▶ Given exercise: Each entry that follows is to be retyped exactly. Pictures do not belong in the copy.

Rows from a figure dataset
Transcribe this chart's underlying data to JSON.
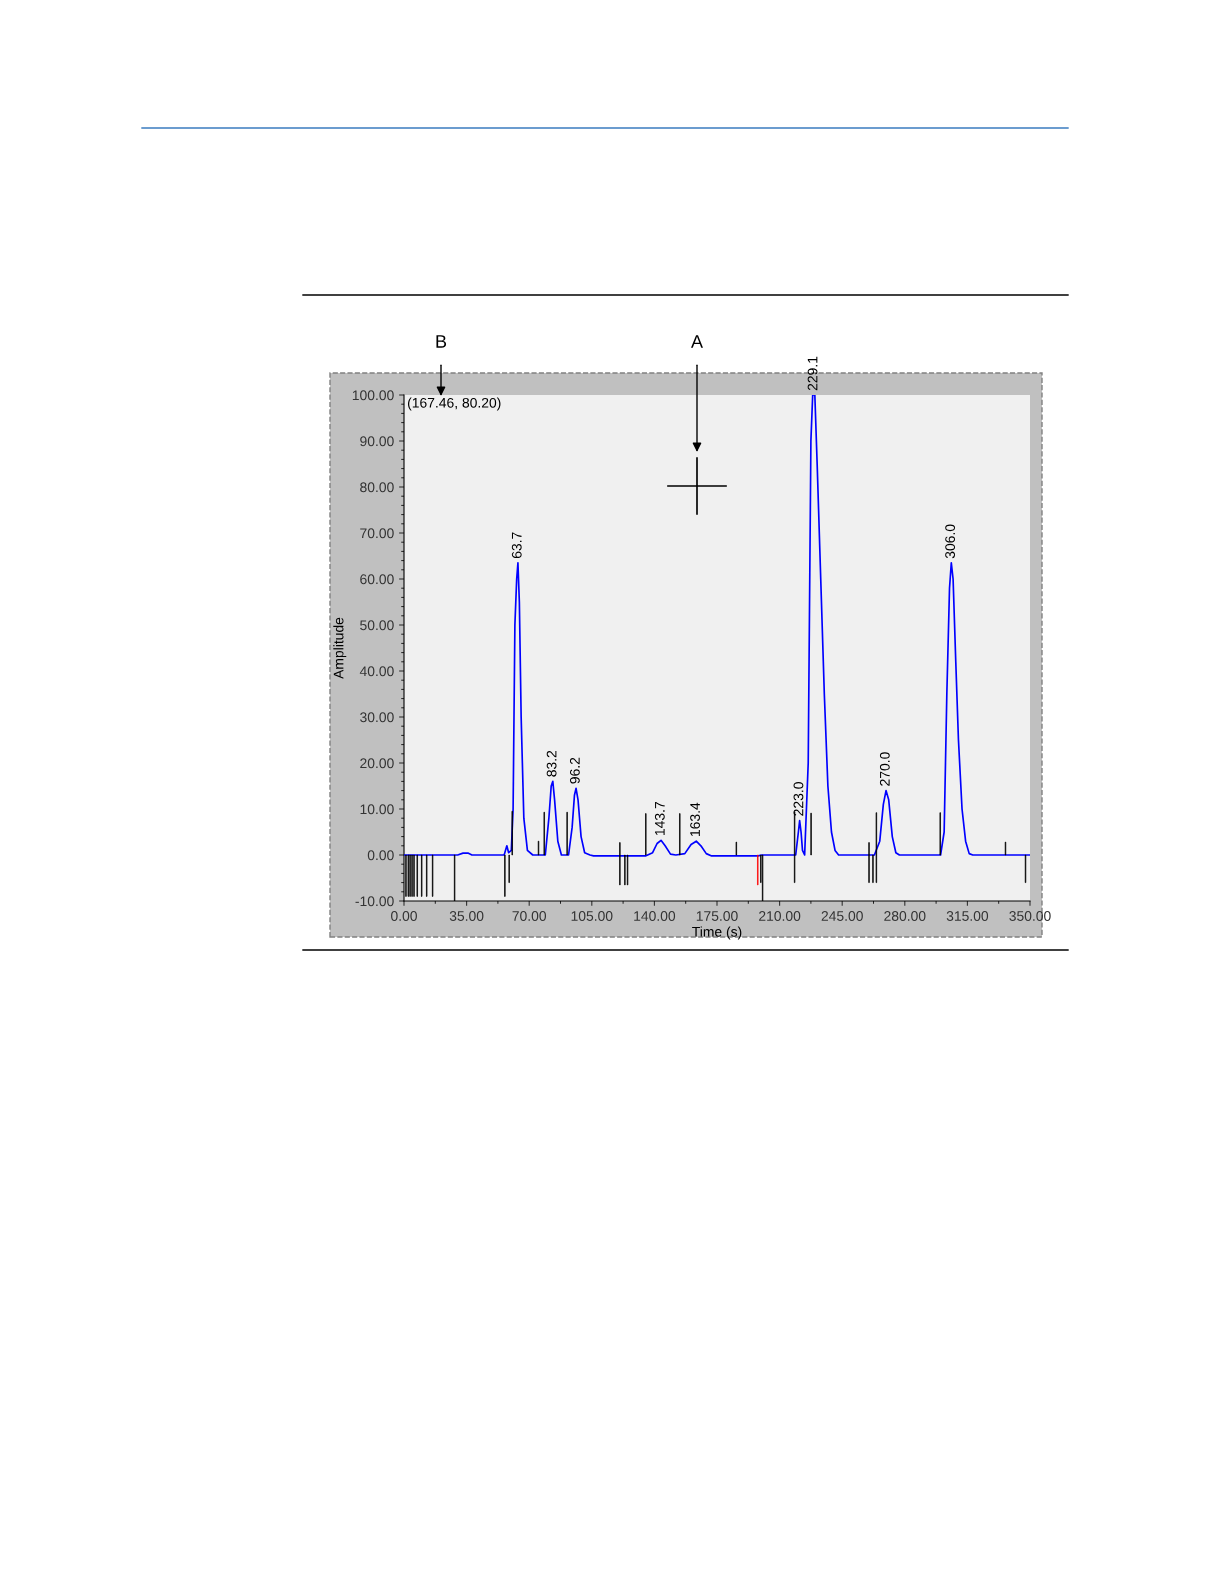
{
  "chart_data": {
    "type": "line",
    "xlabel": "Time (s)",
    "ylabel": "Amplitude",
    "xlim": [
      0,
      350
    ],
    "ylim": [
      -10,
      100
    ],
    "xticks": [
      {
        "value": 0,
        "label": "0.00"
      },
      {
        "value": 35,
        "label": "35.00"
      },
      {
        "value": 70,
        "label": "70.00"
      },
      {
        "value": 105,
        "label": "105.00"
      },
      {
        "value": 140,
        "label": "140.00"
      },
      {
        "value": 175,
        "label": "175.00"
      },
      {
        "value": 210,
        "label": "210.00"
      },
      {
        "value": 245,
        "label": "245.00"
      },
      {
        "value": 280,
        "label": "280.00"
      },
      {
        "value": 315,
        "label": "315.00"
      },
      {
        "value": 350,
        "label": "350.00"
      }
    ],
    "yticks": [
      {
        "value": -10,
        "label": "-10.00"
      },
      {
        "value": 0,
        "label": "0.00"
      },
      {
        "value": 10,
        "label": "10.00"
      },
      {
        "value": 20,
        "label": "20.00"
      },
      {
        "value": 30,
        "label": "30.00"
      },
      {
        "value": 40,
        "label": "40.00"
      },
      {
        "value": 50,
        "label": "50.00"
      },
      {
        "value": 60,
        "label": "60.00"
      },
      {
        "value": 70,
        "label": "70.00"
      },
      {
        "value": 80,
        "label": "80.00"
      },
      {
        "value": 90,
        "label": "90.00"
      },
      {
        "value": 100,
        "label": "100.00"
      }
    ],
    "grid": false,
    "legend": false,
    "series": [
      {
        "type": "bar",
        "colors": [
          "#000000",
          "#000000",
          "#000000",
          "#000000",
          "#000000",
          "#000000",
          "#000000",
          "#000000",
          "#000000",
          "#000000",
          "#000000",
          "#000000",
          "#000000",
          "#000000",
          "#000000",
          "#000000",
          "#000000",
          "#000000",
          "#000000",
          "#000000",
          "#000000",
          "#000000",
          "#ff0000",
          "#000000",
          "#000000",
          "#000000",
          "#000000",
          "#000000",
          "#000000",
          "#000000",
          "#000000",
          "#000000",
          "#000000"
        ],
        "x": [
          1.1,
          2.4,
          3.4,
          4.5,
          5.6,
          7.4,
          9.9,
          12.7,
          16.0,
          28.3,
          56.4,
          58.8,
          60.5,
          75.2,
          78.4,
          91.2,
          120.7,
          123.5,
          125.0,
          135.2,
          154.2,
          185.8,
          197.8,
          199.5,
          200.5,
          218.4,
          227.6,
          260.0,
          262.2,
          264.1,
          299.8,
          336.3,
          347.5
        ],
        "base": [
          0,
          0,
          0,
          0,
          0,
          0,
          0,
          0,
          0,
          0,
          0,
          0,
          0,
          0,
          0,
          0,
          -6.5,
          0,
          0,
          0,
          0,
          0,
          0,
          0,
          0,
          -6,
          0,
          -6,
          0,
          -6,
          0,
          0,
          0
        ],
        "values": [
          -9,
          -9,
          -9,
          -9,
          -9,
          -9,
          -9,
          -9,
          -9,
          -10,
          -9,
          -6,
          9.5,
          3,
          9.3,
          9.3,
          9.2,
          -6.5,
          -6.5,
          9,
          9,
          2.8,
          -6.5,
          -6,
          -10,
          15.4,
          9.1,
          8.7,
          -6,
          15.2,
          9.2,
          2.8,
          -6
        ]
      },
      {
        "color": "#0000ff",
        "x": [
          0,
          5,
          30,
          33,
          36,
          38,
          56,
          57.5,
          58.5,
          60,
          61,
          62,
          63,
          63.7,
          64.5,
          65.5,
          67,
          69,
          72,
          79,
          81,
          82.3,
          83.2,
          84.2,
          86,
          88,
          92,
          94,
          95.3,
          96.2,
          97.3,
          99,
          101,
          104,
          106,
          135,
          139,
          141.5,
          143.7,
          146,
          149,
          152,
          157,
          160.5,
          163.4,
          166,
          169,
          172,
          198,
          200,
          219,
          220.5,
          221.2,
          222,
          222.8,
          224,
          226,
          227.5,
          228.5,
          229.7,
          231,
          233,
          235,
          237,
          239,
          241,
          243,
          263,
          266,
          268,
          269.5,
          271,
          273,
          275,
          277,
          300,
          302,
          303.5,
          305,
          306,
          307,
          308.5,
          310,
          312,
          314,
          316,
          318,
          350
        ],
        "values": [
          0,
          0,
          0,
          0.4,
          0.4,
          0,
          0,
          2,
          0.5,
          1,
          10,
          50,
          60,
          63.5,
          55,
          30,
          8,
          1,
          0,
          0,
          8,
          15,
          16,
          12,
          3,
          0,
          0,
          6,
          13,
          14.5,
          12,
          4,
          0.5,
          0,
          -0.2,
          -0.2,
          0.5,
          2.5,
          3.2,
          2,
          0.2,
          0,
          0.3,
          2.3,
          3,
          2,
          0.3,
          -0.2,
          -0.2,
          0,
          0,
          5,
          7.5,
          5,
          1,
          0,
          20,
          90,
          100,
          100,
          85,
          60,
          35,
          15,
          5,
          1,
          0,
          0,
          3,
          11,
          14,
          12,
          4,
          0.5,
          0,
          0,
          5,
          35,
          58,
          63.5,
          60,
          42,
          25,
          10,
          3,
          0.3,
          0,
          0
        ]
      }
    ],
    "annotations": [
      "(167.46, 80.20)",
      "B",
      "A",
      {
        "text": "63.7",
        "x": 63.7,
        "y": 63.5
      },
      {
        "text": "83.2",
        "x": 83.2,
        "y": 16
      },
      {
        "text": "96.2",
        "x": 96.2,
        "y": 14.5
      },
      {
        "text": "143.7",
        "x": 143.7,
        "y": 3.2
      },
      {
        "text": "163.4",
        "x": 163.4,
        "y": 3
      },
      {
        "text": "223.0",
        "x": 221.2,
        "y": 7.5
      },
      {
        "text": "229.1",
        "x": 229.1,
        "y": 100
      },
      {
        "text": "270.0",
        "x": 269.5,
        "y": 14
      },
      {
        "text": "306.0",
        "x": 306,
        "y": 63.5
      }
    ]
  }
}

▶ Result below:
Transcribe this chart's underlying data to JSON.
{
  "chart_data": {
    "type": "line",
    "xlabel": "Time (s)",
    "ylabel": "Amplitude",
    "xlim": [
      0,
      350
    ],
    "ylim": [
      -10,
      100
    ],
    "xticks": [
      {
        "value": 0,
        "label": "0.00"
      },
      {
        "value": 35,
        "label": "35.00"
      },
      {
        "value": 70,
        "label": "70.00"
      },
      {
        "value": 105,
        "label": "105.00"
      },
      {
        "value": 140,
        "label": "140.00"
      },
      {
        "value": 175,
        "label": "175.00"
      },
      {
        "value": 210,
        "label": "210.00"
      },
      {
        "value": 245,
        "label": "245.00"
      },
      {
        "value": 280,
        "label": "280.00"
      },
      {
        "value": 315,
        "label": "315.00"
      },
      {
        "value": 350,
        "label": "350.00"
      }
    ],
    "yticks": [
      {
        "value": -10,
        "label": "-10.00"
      },
      {
        "value": 0,
        "label": "0.00"
      },
      {
        "value": 10,
        "label": "10.00"
      },
      {
        "value": 20,
        "label": "20.00"
      },
      {
        "value": 30,
        "label": "30.00"
      },
      {
        "value": 40,
        "label": "40.00"
      },
      {
        "value": 50,
        "label": "50.00"
      },
      {
        "value": 60,
        "label": "60.00"
      },
      {
        "value": 70,
        "label": "70.00"
      },
      {
        "value": 80,
        "label": "80.00"
      },
      {
        "value": 90,
        "label": "90.00"
      },
      {
        "value": 100,
        "label": "100.00"
      }
    ],
    "grid": false,
    "legend": false,
    "series": [
      {
        "type": "bar",
        "colors": [
          "#000000",
          "#000000",
          "#000000",
          "#000000",
          "#000000",
          "#000000",
          "#000000",
          "#000000",
          "#000000",
          "#000000",
          "#000000",
          "#000000",
          "#000000",
          "#000000",
          "#000000",
          "#000000",
          "#000000",
          "#000000",
          "#000000",
          "#000000",
          "#000000",
          "#000000",
          "#ff0000",
          "#000000",
          "#000000",
          "#000000",
          "#000000",
          "#000000",
          "#000000",
          "#000000",
          "#000000",
          "#000000",
          "#000000"
        ],
        "x": [
          1.1,
          2.4,
          3.4,
          4.5,
          5.6,
          7.4,
          9.9,
          12.7,
          16.0,
          28.3,
          56.4,
          58.8,
          60.5,
          75.2,
          78.4,
          91.2,
          120.7,
          123.5,
          125.0,
          135.2,
          154.2,
          185.8,
          197.8,
          199.5,
          200.5,
          218.4,
          227.6,
          260.0,
          262.2,
          264.1,
          299.8,
          336.3,
          347.5
        ],
        "base": [
          0,
          0,
          0,
          0,
          0,
          0,
          0,
          0,
          0,
          0,
          0,
          0,
          0,
          0,
          0,
          0,
          -6.5,
          0,
          0,
          0,
          0,
          0,
          0,
          0,
          0,
          -6,
          0,
          -6,
          0,
          -6,
          0,
          0,
          0
        ],
        "values": [
          -9,
          -9,
          -9,
          -9,
          -9,
          -9,
          -9,
          -9,
          -9,
          -10,
          -9,
          -6,
          9.5,
          3,
          9.3,
          9.3,
          9.2,
          -6.5,
          -6.5,
          9,
          9,
          2.8,
          -6.5,
          -6,
          -10,
          15.4,
          9.1,
          8.7,
          -6,
          15.2,
          9.2,
          2.8,
          -6
        ]
      },
      {
        "color": "#0000ff",
        "x": [
          0,
          5,
          30,
          33,
          36,
          38,
          56,
          57.5,
          58.5,
          60,
          61,
          62,
          63,
          63.7,
          64.5,
          65.5,
          67,
          69,
          72,
          79,
          81,
          82.3,
          83.2,
          84.2,
          86,
          88,
          92,
          94,
          95.3,
          96.2,
          97.3,
          99,
          101,
          104,
          106,
          135,
          139,
          141.5,
          143.7,
          146,
          149,
          152,
          157,
          160.5,
          163.4,
          166,
          169,
          172,
          198,
          200,
          219,
          220.5,
          221.2,
          222,
          222.8,
          224,
          226,
          227.5,
          228.5,
          229.7,
          231,
          233,
          235,
          237,
          239,
          241,
          243,
          263,
          266,
          268,
          269.5,
          271,
          273,
          275,
          277,
          300,
          302,
          303.5,
          305,
          306,
          307,
          308.5,
          310,
          312,
          314,
          316,
          318,
          350
        ],
        "values": [
          0,
          0,
          0,
          0.4,
          0.4,
          0,
          0,
          2,
          0.5,
          1,
          10,
          50,
          60,
          63.5,
          55,
          30,
          8,
          1,
          0,
          0,
          8,
          15,
          16,
          12,
          3,
          0,
          0,
          6,
          13,
          14.5,
          12,
          4,
          0.5,
          0,
          -0.2,
          -0.2,
          0.5,
          2.5,
          3.2,
          2,
          0.2,
          0,
          0.3,
          2.3,
          3,
          2,
          0.3,
          -0.2,
          -0.2,
          0,
          0,
          5,
          7.5,
          5,
          1,
          0,
          20,
          90,
          100,
          100,
          85,
          60,
          35,
          15,
          5,
          1,
          0,
          0,
          3,
          11,
          14,
          12,
          4,
          0.5,
          0,
          0,
          5,
          35,
          58,
          63.5,
          60,
          42,
          25,
          10,
          3,
          0.3,
          0,
          0
        ]
      }
    ],
    "annotations": [
      "(167.46, 80.20)",
      "B",
      "A",
      {
        "text": "63.7",
        "x": 63.7,
        "y": 63.5
      },
      {
        "text": "83.2",
        "x": 83.2,
        "y": 16
      },
      {
        "text": "96.2",
        "x": 96.2,
        "y": 14.5
      },
      {
        "text": "143.7",
        "x": 143.7,
        "y": 3.2
      },
      {
        "text": "163.4",
        "x": 163.4,
        "y": 3
      },
      {
        "text": "223.0",
        "x": 221.2,
        "y": 7.5
      },
      {
        "text": "229.1",
        "x": 229.1,
        "y": 100
      },
      {
        "text": "270.0",
        "x": 269.5,
        "y": 14
      },
      {
        "text": "306.0",
        "x": 306,
        "y": 63.5
      }
    ]
  }
}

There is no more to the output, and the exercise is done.